**Problem to work on:**
Would it be possible to write out each entry below exactly, without the pictures?

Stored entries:
+ + + + +
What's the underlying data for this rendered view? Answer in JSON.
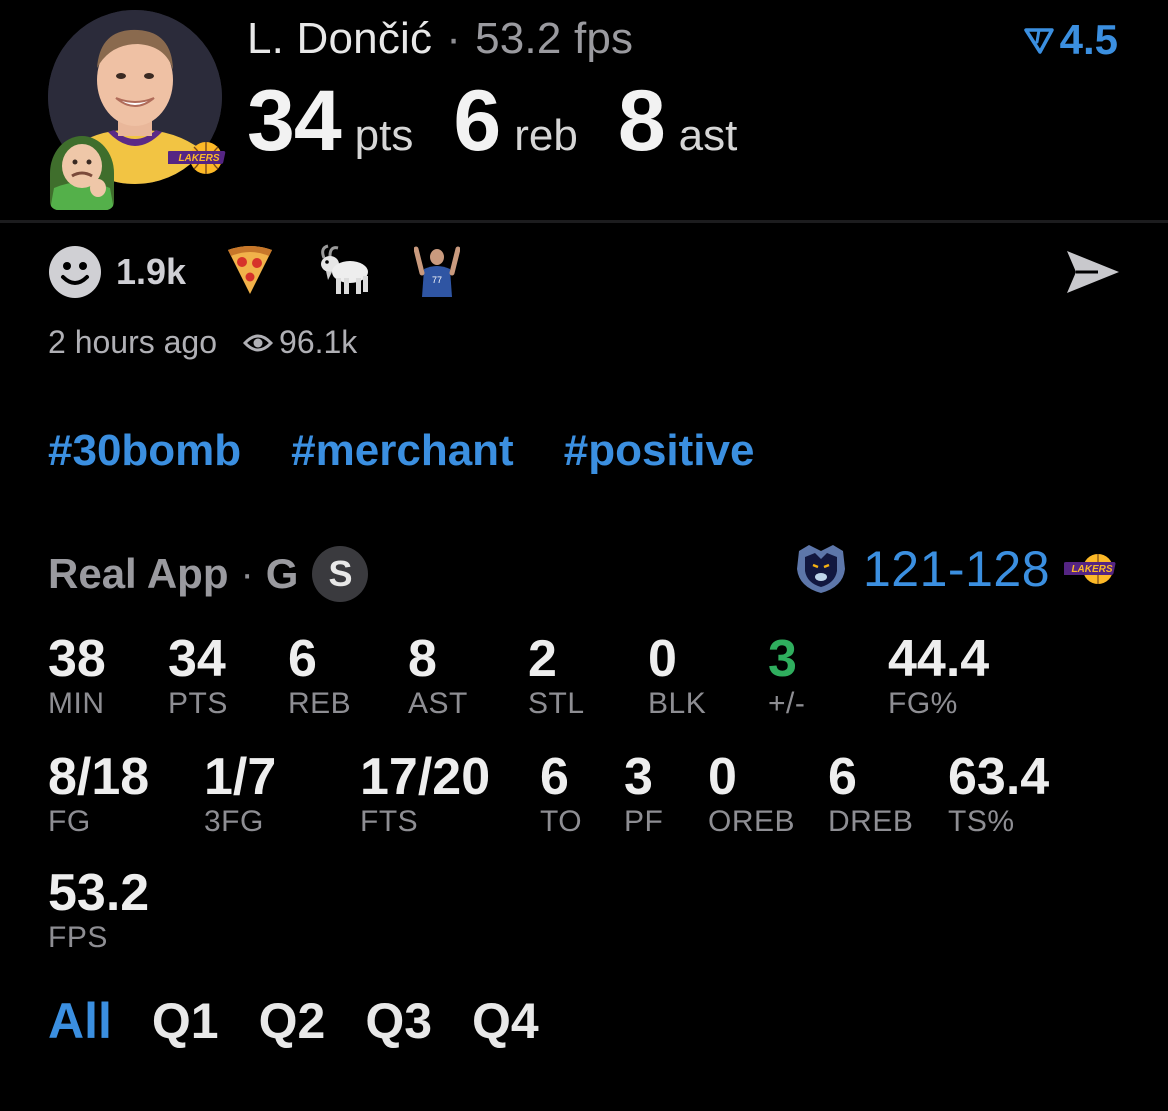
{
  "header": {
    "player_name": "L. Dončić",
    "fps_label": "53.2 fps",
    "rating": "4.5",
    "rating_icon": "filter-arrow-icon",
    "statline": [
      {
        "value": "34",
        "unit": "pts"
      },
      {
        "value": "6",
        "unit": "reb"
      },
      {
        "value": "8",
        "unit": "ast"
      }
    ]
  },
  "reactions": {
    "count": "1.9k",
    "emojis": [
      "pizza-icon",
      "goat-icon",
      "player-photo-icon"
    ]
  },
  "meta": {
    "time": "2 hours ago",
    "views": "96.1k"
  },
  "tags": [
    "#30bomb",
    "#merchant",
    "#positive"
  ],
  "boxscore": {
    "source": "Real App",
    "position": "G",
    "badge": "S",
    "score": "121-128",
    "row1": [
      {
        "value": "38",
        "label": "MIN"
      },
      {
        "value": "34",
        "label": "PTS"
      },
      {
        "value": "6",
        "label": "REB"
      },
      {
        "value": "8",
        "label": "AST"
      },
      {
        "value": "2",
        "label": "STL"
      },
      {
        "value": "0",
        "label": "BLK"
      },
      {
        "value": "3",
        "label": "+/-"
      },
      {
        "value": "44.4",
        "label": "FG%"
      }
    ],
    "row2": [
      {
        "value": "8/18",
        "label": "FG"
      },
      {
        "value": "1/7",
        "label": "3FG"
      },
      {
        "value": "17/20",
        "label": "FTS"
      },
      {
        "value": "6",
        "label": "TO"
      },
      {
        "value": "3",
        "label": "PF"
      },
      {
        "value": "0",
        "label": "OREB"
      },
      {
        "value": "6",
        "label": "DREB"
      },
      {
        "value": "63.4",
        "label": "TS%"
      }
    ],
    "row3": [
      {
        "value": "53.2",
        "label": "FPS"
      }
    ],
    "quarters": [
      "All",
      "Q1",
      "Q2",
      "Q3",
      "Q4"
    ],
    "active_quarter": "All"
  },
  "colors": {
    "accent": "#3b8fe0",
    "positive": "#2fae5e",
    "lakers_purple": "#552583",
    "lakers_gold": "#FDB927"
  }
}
+ + + + +
**Exercise output:**
What's the underlying data for this rendered view? Answer in JSON.
{
  "header": {
    "player_name": "L. Dončić",
    "fps_label": "53.2 fps",
    "rating": "4.5",
    "rating_icon": "filter-arrow-icon",
    "statline": [
      {
        "value": "34",
        "unit": "pts"
      },
      {
        "value": "6",
        "unit": "reb"
      },
      {
        "value": "8",
        "unit": "ast"
      }
    ]
  },
  "reactions": {
    "count": "1.9k",
    "emojis": [
      "pizza-icon",
      "goat-icon",
      "player-photo-icon"
    ]
  },
  "meta": {
    "time": "2 hours ago",
    "views": "96.1k"
  },
  "tags": [
    "#30bomb",
    "#merchant",
    "#positive"
  ],
  "boxscore": {
    "source": "Real App",
    "position": "G",
    "badge": "S",
    "score": "121-128",
    "row1": [
      {
        "value": "38",
        "label": "MIN"
      },
      {
        "value": "34",
        "label": "PTS"
      },
      {
        "value": "6",
        "label": "REB"
      },
      {
        "value": "8",
        "label": "AST"
      },
      {
        "value": "2",
        "label": "STL"
      },
      {
        "value": "0",
        "label": "BLK"
      },
      {
        "value": "3",
        "label": "+/-"
      },
      {
        "value": "44.4",
        "label": "FG%"
      }
    ],
    "row2": [
      {
        "value": "8/18",
        "label": "FG"
      },
      {
        "value": "1/7",
        "label": "3FG"
      },
      {
        "value": "17/20",
        "label": "FTS"
      },
      {
        "value": "6",
        "label": "TO"
      },
      {
        "value": "3",
        "label": "PF"
      },
      {
        "value": "0",
        "label": "OREB"
      },
      {
        "value": "6",
        "label": "DREB"
      },
      {
        "value": "63.4",
        "label": "TS%"
      }
    ],
    "row3": [
      {
        "value": "53.2",
        "label": "FPS"
      }
    ],
    "quarters": [
      "All",
      "Q1",
      "Q2",
      "Q3",
      "Q4"
    ],
    "active_quarter": "All"
  },
  "colors": {
    "accent": "#3b8fe0",
    "positive": "#2fae5e",
    "lakers_purple": "#552583",
    "lakers_gold": "#FDB927"
  }
}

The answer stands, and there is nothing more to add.